- _Dataset records_

::::

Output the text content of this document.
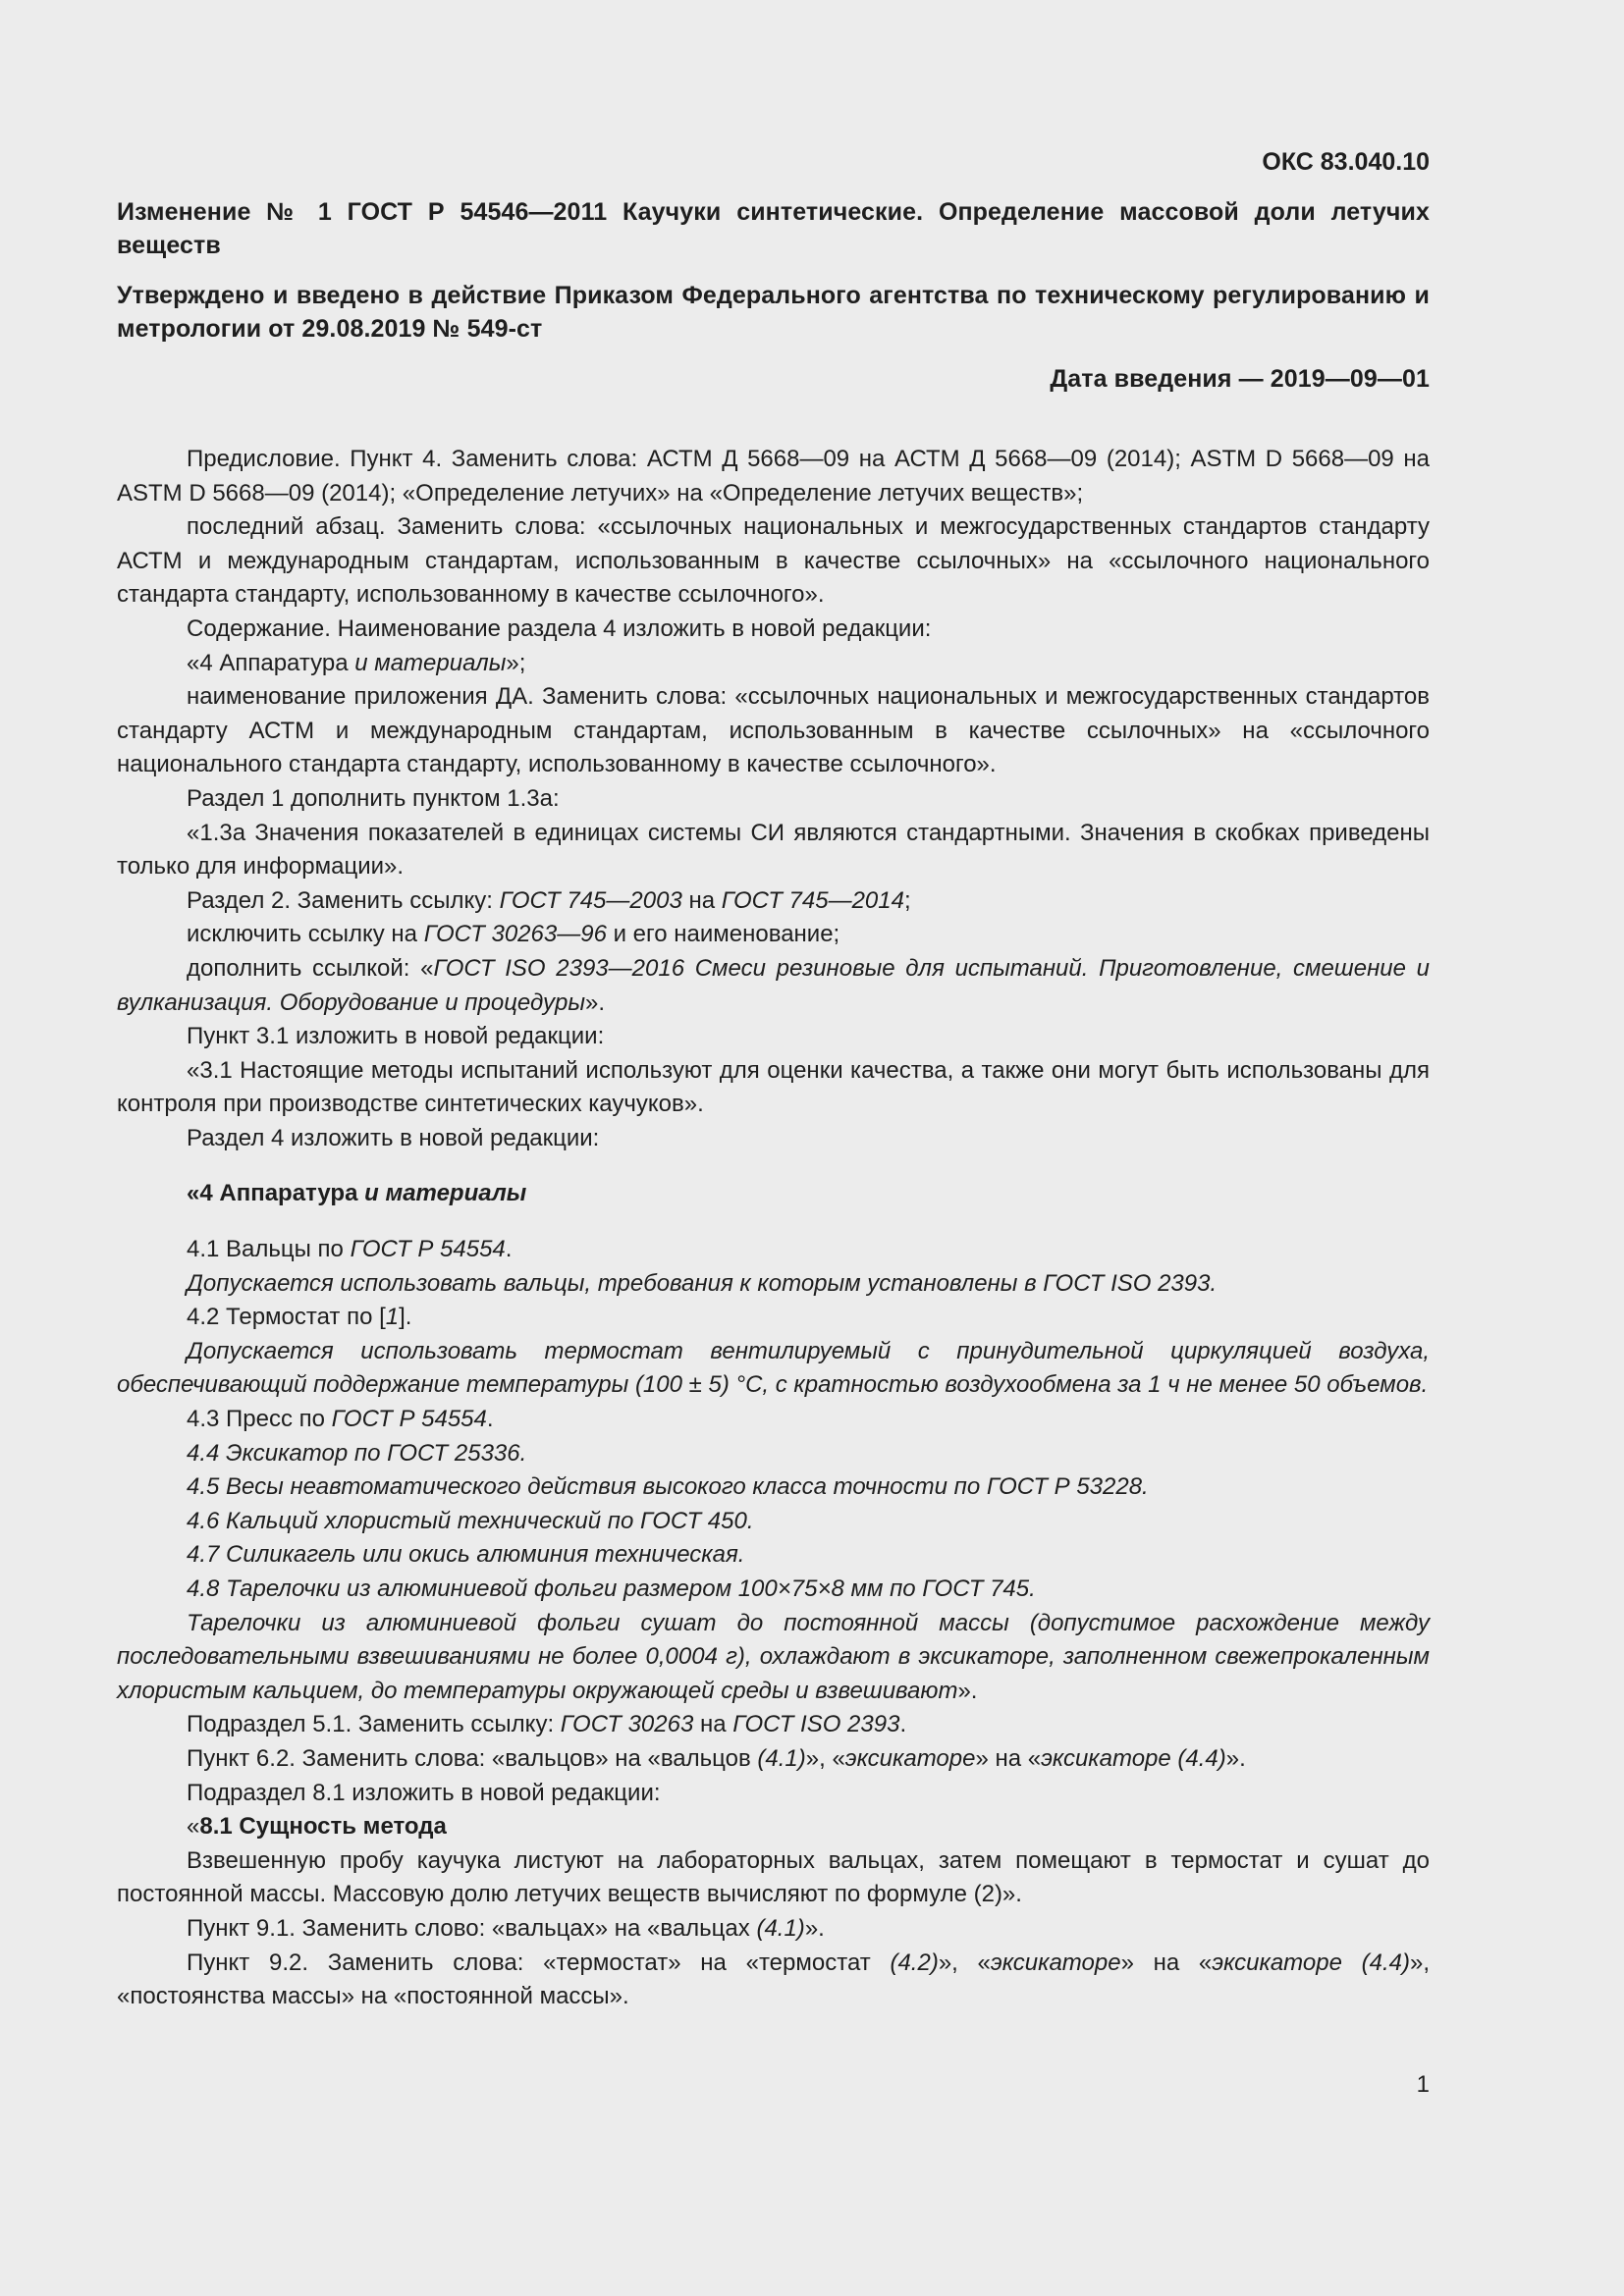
ОКС 83.040.10

Изменение № 1 ГОСТ Р 54546—2011 Каучуки синтетические. Определение массовой доли летучих веществ

Утверждено и введено в действие Приказом Федерального агентства по техническому регулированию и метрологии от 29.08.2019 № 549-ст

Дата введения — 2019—09—01

Предисловие. Пункт 4. Заменить слова: АСТМ Д 5668—09 на АСТМ Д 5668—09 (2014); ASTM D 5668—09 на ASTM D 5668—09 (2014); «Определение летучих» на «Определение летучих веществ»;

последний абзац. Заменить слова: «ссылочных национальных и межгосударственных стандартов стандарту АСТМ и международным стандартам, использованным в качестве ссылочных» на «ссылочного национального стандарта стандарту, использованному в качестве ссылочного».

Содержание. Наименование раздела 4 изложить в новой редакции:

«4 Аппаратура и материалы»;

наименование приложения ДА. Заменить слова: «ссылочных национальных и межгосударственных стандартов стандарту АСТМ и международным стандартам, использованным в качестве ссылочных» на «ссылочного национального стандарта стандарту, использованному в качестве ссылочного».

Раздел 1 дополнить пунктом 1.3а:

«1.3а Значения показателей в единицах системы СИ являются стандартными. Значения в скобках приведены только для информации».

Раздел 2. Заменить ссылку: ГОСТ 745—2003 на ГОСТ 745—2014;

исключить ссылку на ГОСТ 30263—96 и его наименование;

дополнить ссылкой: «ГОСТ ISO 2393—2016 Смеси резиновые для испытаний. Приготовление, смешение и вулканизация. Оборудование и процедуры».

Пункт 3.1 изложить в новой редакции:

«3.1 Настоящие методы испытаний используют для оценки качества, а также они могут быть использованы для контроля при производстве синтетических каучуков».

Раздел 4 изложить в новой редакции:

«4 Аппаратура и материалы

4.1 Вальцы по ГОСТ Р 54554.

Допускается использовать вальцы, требования к которым установлены в ГОСТ ISO 2393.

4.2 Термостат по [1].

Допускается использовать термостат вентилируемый с принудительной циркуляцией воздуха, обеспечивающий поддержание температуры (100 ± 5) °С, с кратностью воздухообмена за 1 ч не менее 50 объемов.

4.3 Пресс по ГОСТ Р 54554.

4.4 Эксикатор по ГОСТ 25336.

4.5 Весы неавтоматического действия высокого класса точности по ГОСТ Р 53228.

4.6 Кальций хлористый технический по ГОСТ 450.

4.7 Силикагель или окись алюминия техническая.

4.8 Тарелочки из алюминиевой фольги размером 100×75×8 мм по ГОСТ 745.

Тарелочки из алюминиевой фольги сушат до постоянной массы (допустимое расхождение между последовательными взвешиваниями не более 0,0004 г), охлаждают в эксикаторе, заполненном свежепрокаленным хлористым кальцием, до температуры окружающей среды и взвешивают».

Подраздел 5.1. Заменить ссылку: ГОСТ 30263 на ГОСТ ISO 2393.

Пункт 6.2. Заменить слова: «вальцов» на «вальцов (4.1)», «эксикаторе» на «эксикаторе (4.4)».

Подраздел 8.1 изложить в новой редакции:

«8.1 Сущность метода

Взвешенную пробу каучука листуют на лабораторных вальцах, затем помещают в термостат и сушат до постоянной массы. Массовую долю летучих веществ вычисляют по формуле (2)».

Пункт 9.1. Заменить слово: «вальцах» на «вальцах (4.1)».

Пункт 9.2. Заменить слова: «термостат» на «термостат (4.2)», «эксикаторе» на «эксикаторе (4.4)», «постоянства массы» на «постоянной массы».

1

::::

- _Instructions for the task_
Omit every picture while copying the listing above exactly.

- _Written reply_
Output the text content of this document.
ОКС 83.040.10

Изменение № 1 ГОСТ Р 54546—2011 Каучуки синтетические. Определение массовой доли летучих веществ

Утверждено и введено в действие Приказом Федерального агентства по техническому регулированию и метрологии от 29.08.2019 № 549-ст

Дата введения — 2019—09—01

Предисловие. Пункт 4. Заменить слова: АСТМ Д 5668—09 на АСТМ Д 5668—09 (2014); ASTM D 5668—09 на ASTM D 5668—09 (2014); «Определение летучих» на «Определение летучих веществ»;

последний абзац. Заменить слова: «ссылочных национальных и межгосударственных стандартов стандарту АСТМ и международным стандартам, использованным в качестве ссылочных» на «ссылочного национального стандарта стандарту, использованному в качестве ссылочного».

Содержание. Наименование раздела 4 изложить в новой редакции:

«4 Аппаратура и материалы»;

наименование приложения ДА. Заменить слова: «ссылочных национальных и межгосударственных стандартов стандарту АСТМ и международным стандартам, использованным в качестве ссылочных» на «ссылочного национального стандарта стандарту, использованному в качестве ссылочного».

Раздел 1 дополнить пунктом 1.3а:

«1.3а Значения показателей в единицах системы СИ являются стандартными. Значения в скобках приведены только для информации».

Раздел 2. Заменить ссылку: ГОСТ 745—2003 на ГОСТ 745—2014;

исключить ссылку на ГОСТ 30263—96 и его наименование;

дополнить ссылкой: «ГОСТ ISO 2393—2016 Смеси резиновые для испытаний. Приготовление, смешение и вулканизация. Оборудование и процедуры».

Пункт 3.1 изложить в новой редакции:

«3.1 Настоящие методы испытаний используют для оценки качества, а также они могут быть использованы для контроля при производстве синтетических каучуков».

Раздел 4 изложить в новой редакции:

«4 Аппаратура и материалы

4.1 Вальцы по ГОСТ Р 54554.

Допускается использовать вальцы, требования к которым установлены в ГОСТ ISO 2393.

4.2 Термостат по [1].

Допускается использовать термостат вентилируемый с принудительной циркуляцией воздуха, обеспечивающий поддержание температуры (100 ± 5) °С, с кратностью воздухообмена за 1 ч не менее 50 объемов.

4.3 Пресс по ГОСТ Р 54554.

4.4 Эксикатор по ГОСТ 25336.

4.5 Весы неавтоматического действия высокого класса точности по ГОСТ Р 53228.

4.6 Кальций хлористый технический по ГОСТ 450.

4.7 Силикагель или окись алюминия техническая.

4.8 Тарелочки из алюминиевой фольги размером 100×75×8 мм по ГОСТ 745.

Тарелочки из алюминиевой фольги сушат до постоянной массы (допустимое расхождение между последовательными взвешиваниями не более 0,0004 г), охлаждают в эксикаторе, заполненном свежепрокаленным хлористым кальцием, до температуры окружающей среды и взвешивают».

Подраздел 5.1. Заменить ссылку: ГОСТ 30263 на ГОСТ ISO 2393.

Пункт 6.2. Заменить слова: «вальцов» на «вальцов (4.1)», «эксикаторе» на «эксикаторе (4.4)».

Подраздел 8.1 изложить в новой редакции:

«8.1 Сущность метода

Взвешенную пробу каучука листуют на лабораторных вальцах, затем помещают в термостат и сушат до постоянной массы. Массовую долю летучих веществ вычисляют по формуле (2)».

Пункт 9.1. Заменить слово: «вальцах» на «вальцах (4.1)».

Пункт 9.2. Заменить слова: «термостат» на «термостат (4.2)», «эксикаторе» на «эксикаторе (4.4)», «постоянства массы» на «постоянной массы».

1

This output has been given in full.